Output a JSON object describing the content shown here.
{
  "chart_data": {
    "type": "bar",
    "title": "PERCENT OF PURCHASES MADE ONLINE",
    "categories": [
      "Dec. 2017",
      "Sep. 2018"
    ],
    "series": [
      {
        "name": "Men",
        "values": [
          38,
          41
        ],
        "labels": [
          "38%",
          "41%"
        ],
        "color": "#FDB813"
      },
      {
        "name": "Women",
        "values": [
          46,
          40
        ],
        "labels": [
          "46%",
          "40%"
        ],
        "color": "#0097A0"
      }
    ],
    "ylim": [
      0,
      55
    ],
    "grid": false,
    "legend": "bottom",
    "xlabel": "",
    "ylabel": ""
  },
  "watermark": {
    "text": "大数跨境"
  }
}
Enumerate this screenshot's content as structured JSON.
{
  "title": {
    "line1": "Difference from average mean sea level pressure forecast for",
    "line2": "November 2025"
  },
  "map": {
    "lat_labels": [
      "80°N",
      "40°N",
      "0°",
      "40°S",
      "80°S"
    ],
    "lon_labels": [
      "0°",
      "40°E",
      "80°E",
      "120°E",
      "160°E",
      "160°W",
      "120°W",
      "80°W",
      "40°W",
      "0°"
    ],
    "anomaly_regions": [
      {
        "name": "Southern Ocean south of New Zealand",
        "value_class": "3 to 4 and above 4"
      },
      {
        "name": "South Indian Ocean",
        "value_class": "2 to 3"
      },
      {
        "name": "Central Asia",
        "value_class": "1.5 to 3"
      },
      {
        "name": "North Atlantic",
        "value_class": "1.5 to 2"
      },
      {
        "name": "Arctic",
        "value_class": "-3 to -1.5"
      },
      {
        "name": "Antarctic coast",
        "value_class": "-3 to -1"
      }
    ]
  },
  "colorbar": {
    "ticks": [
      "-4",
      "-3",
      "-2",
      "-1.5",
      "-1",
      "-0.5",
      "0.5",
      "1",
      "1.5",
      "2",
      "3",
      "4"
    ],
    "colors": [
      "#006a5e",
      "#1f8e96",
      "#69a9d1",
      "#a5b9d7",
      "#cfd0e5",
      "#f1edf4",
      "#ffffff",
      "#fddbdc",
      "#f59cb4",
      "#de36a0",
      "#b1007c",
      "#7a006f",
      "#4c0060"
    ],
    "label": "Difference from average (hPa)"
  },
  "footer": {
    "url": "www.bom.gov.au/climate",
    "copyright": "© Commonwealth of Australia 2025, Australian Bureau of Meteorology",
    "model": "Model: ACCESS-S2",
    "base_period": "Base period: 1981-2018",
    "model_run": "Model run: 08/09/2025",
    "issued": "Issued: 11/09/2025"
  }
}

# Exercise instructions:
Give the entries again in full, exactly as they are written.

# Output below:
Output a JSON object describing the content shown here.
{
  "chart_data": {
    "type": "bar",
    "title": "PERCENT OF PURCHASES MADE ONLINE",
    "categories": [
      "Dec. 2017",
      "Sep. 2018"
    ],
    "series": [
      {
        "name": "Men",
        "values": [
          38,
          41
        ],
        "labels": [
          "38%",
          "41%"
        ],
        "color": "#FDB813"
      },
      {
        "name": "Women",
        "values": [
          46,
          40
        ],
        "labels": [
          "46%",
          "40%"
        ],
        "color": "#0097A0"
      }
    ],
    "ylim": [
      0,
      55
    ],
    "grid": false,
    "legend": "bottom",
    "xlabel": "",
    "ylabel": ""
  },
  "watermark": {
    "text": "大数跨境"
  }
}
Enumerate this screenshot's content as structured JSON.
{
  "title": {
    "line1": "Difference from average mean sea level pressure forecast for",
    "line2": "November 2025"
  },
  "map": {
    "lat_labels": [
      "80°N",
      "40°N",
      "0°",
      "40°S",
      "80°S"
    ],
    "lon_labels": [
      "0°",
      "40°E",
      "80°E",
      "120°E",
      "160°E",
      "160°W",
      "120°W",
      "80°W",
      "40°W",
      "0°"
    ],
    "anomaly_regions": [
      {
        "name": "Southern Ocean south of New Zealand",
        "value_class": "3 to 4 and above 4"
      },
      {
        "name": "South Indian Ocean",
        "value_class": "2 to 3"
      },
      {
        "name": "Central Asia",
        "value_class": "1.5 to 3"
      },
      {
        "name": "North Atlantic",
        "value_class": "1.5 to 2"
      },
      {
        "name": "Arctic",
        "value_class": "-3 to -1.5"
      },
      {
        "name": "Antarctic coast",
        "value_class": "-3 to -1"
      }
    ]
  },
  "colorbar": {
    "ticks": [
      "-4",
      "-3",
      "-2",
      "-1.5",
      "-1",
      "-0.5",
      "0.5",
      "1",
      "1.5",
      "2",
      "3",
      "4"
    ],
    "colors": [
      "#006a5e",
      "#1f8e96",
      "#69a9d1",
      "#a5b9d7",
      "#cfd0e5",
      "#f1edf4",
      "#ffffff",
      "#fddbdc",
      "#f59cb4",
      "#de36a0",
      "#b1007c",
      "#7a006f",
      "#4c0060"
    ],
    "label": "Difference from average (hPa)"
  },
  "footer": {
    "url": "www.bom.gov.au/climate",
    "copyright": "© Commonwealth of Australia 2025, Australian Bureau of Meteorology",
    "model": "Model: ACCESS-S2",
    "base_period": "Base period: 1981-2018",
    "model_run": "Model run: 08/09/2025",
    "issued": "Issued: 11/09/2025"
  }
}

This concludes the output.